[start Records supplied]

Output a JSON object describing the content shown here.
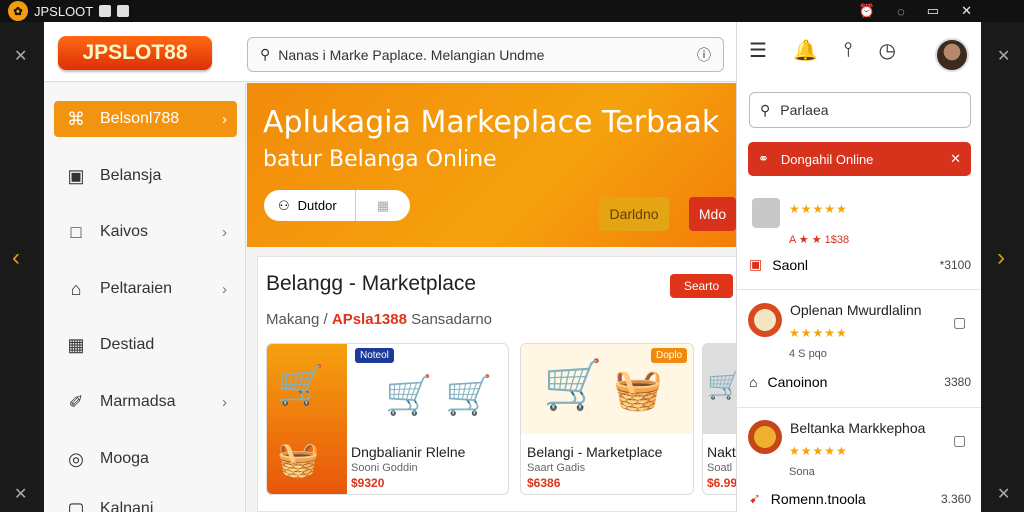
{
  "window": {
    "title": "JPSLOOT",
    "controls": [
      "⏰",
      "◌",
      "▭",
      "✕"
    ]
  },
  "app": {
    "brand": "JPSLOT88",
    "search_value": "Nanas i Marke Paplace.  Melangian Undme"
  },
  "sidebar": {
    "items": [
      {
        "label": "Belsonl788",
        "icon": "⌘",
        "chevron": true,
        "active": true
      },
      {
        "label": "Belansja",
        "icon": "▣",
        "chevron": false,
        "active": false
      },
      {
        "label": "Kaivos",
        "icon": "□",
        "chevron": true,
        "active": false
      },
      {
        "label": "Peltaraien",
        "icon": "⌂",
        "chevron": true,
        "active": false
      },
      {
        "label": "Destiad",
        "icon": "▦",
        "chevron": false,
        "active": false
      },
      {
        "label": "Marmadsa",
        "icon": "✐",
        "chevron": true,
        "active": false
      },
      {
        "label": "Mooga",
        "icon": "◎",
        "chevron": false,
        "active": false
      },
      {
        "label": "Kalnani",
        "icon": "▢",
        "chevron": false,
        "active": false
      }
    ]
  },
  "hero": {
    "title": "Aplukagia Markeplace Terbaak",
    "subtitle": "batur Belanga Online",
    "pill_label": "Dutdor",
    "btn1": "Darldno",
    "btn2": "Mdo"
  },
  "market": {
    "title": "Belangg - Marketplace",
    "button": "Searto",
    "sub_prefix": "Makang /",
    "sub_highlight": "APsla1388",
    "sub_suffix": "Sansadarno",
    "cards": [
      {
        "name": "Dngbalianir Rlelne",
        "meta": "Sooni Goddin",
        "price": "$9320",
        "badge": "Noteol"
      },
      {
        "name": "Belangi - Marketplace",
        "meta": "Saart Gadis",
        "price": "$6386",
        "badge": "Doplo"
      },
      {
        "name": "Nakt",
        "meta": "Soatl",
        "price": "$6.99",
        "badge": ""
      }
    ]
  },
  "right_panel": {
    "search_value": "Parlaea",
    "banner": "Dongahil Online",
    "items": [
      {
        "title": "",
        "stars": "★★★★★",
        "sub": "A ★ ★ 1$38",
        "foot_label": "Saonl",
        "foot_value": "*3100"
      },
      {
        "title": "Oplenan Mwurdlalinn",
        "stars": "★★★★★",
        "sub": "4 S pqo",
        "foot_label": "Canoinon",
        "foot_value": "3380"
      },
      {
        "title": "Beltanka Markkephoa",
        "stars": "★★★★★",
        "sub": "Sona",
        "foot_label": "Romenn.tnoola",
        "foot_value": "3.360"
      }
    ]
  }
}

[end Records supplied]

◆ Exercise description
Write every entry out again exactly, dropping the pictures.

◆ Final result
Output a JSON object describing the content shown here.
{
  "window": {
    "title": "JPSLOOT",
    "controls": [
      "⏰",
      "◌",
      "▭",
      "✕"
    ]
  },
  "app": {
    "brand": "JPSLOT88",
    "search_value": "Nanas i Marke Paplace.  Melangian Undme"
  },
  "sidebar": {
    "items": [
      {
        "label": "Belsonl788",
        "icon": "⌘",
        "chevron": true,
        "active": true
      },
      {
        "label": "Belansja",
        "icon": "▣",
        "chevron": false,
        "active": false
      },
      {
        "label": "Kaivos",
        "icon": "□",
        "chevron": true,
        "active": false
      },
      {
        "label": "Peltaraien",
        "icon": "⌂",
        "chevron": true,
        "active": false
      },
      {
        "label": "Destiad",
        "icon": "▦",
        "chevron": false,
        "active": false
      },
      {
        "label": "Marmadsa",
        "icon": "✐",
        "chevron": true,
        "active": false
      },
      {
        "label": "Mooga",
        "icon": "◎",
        "chevron": false,
        "active": false
      },
      {
        "label": "Kalnani",
        "icon": "▢",
        "chevron": false,
        "active": false
      }
    ]
  },
  "hero": {
    "title": "Aplukagia Markeplace Terbaak",
    "subtitle": "batur Belanga Online",
    "pill_label": "Dutdor",
    "btn1": "Darldno",
    "btn2": "Mdo"
  },
  "market": {
    "title": "Belangg - Marketplace",
    "button": "Searto",
    "sub_prefix": "Makang /",
    "sub_highlight": "APsla1388",
    "sub_suffix": "Sansadarno",
    "cards": [
      {
        "name": "Dngbalianir Rlelne",
        "meta": "Sooni Goddin",
        "price": "$9320",
        "badge": "Noteol"
      },
      {
        "name": "Belangi - Marketplace",
        "meta": "Saart Gadis",
        "price": "$6386",
        "badge": "Doplo"
      },
      {
        "name": "Nakt",
        "meta": "Soatl",
        "price": "$6.99",
        "badge": ""
      }
    ]
  },
  "right_panel": {
    "search_value": "Parlaea",
    "banner": "Dongahil Online",
    "items": [
      {
        "title": "",
        "stars": "★★★★★",
        "sub": "A ★ ★ 1$38",
        "foot_label": "Saonl",
        "foot_value": "*3100"
      },
      {
        "title": "Oplenan Mwurdlalinn",
        "stars": "★★★★★",
        "sub": "4 S pqo",
        "foot_label": "Canoinon",
        "foot_value": "3380"
      },
      {
        "title": "Beltanka Markkephoa",
        "stars": "★★★★★",
        "sub": "Sona",
        "foot_label": "Romenn.tnoola",
        "foot_value": "3.360"
      }
    ]
  }
}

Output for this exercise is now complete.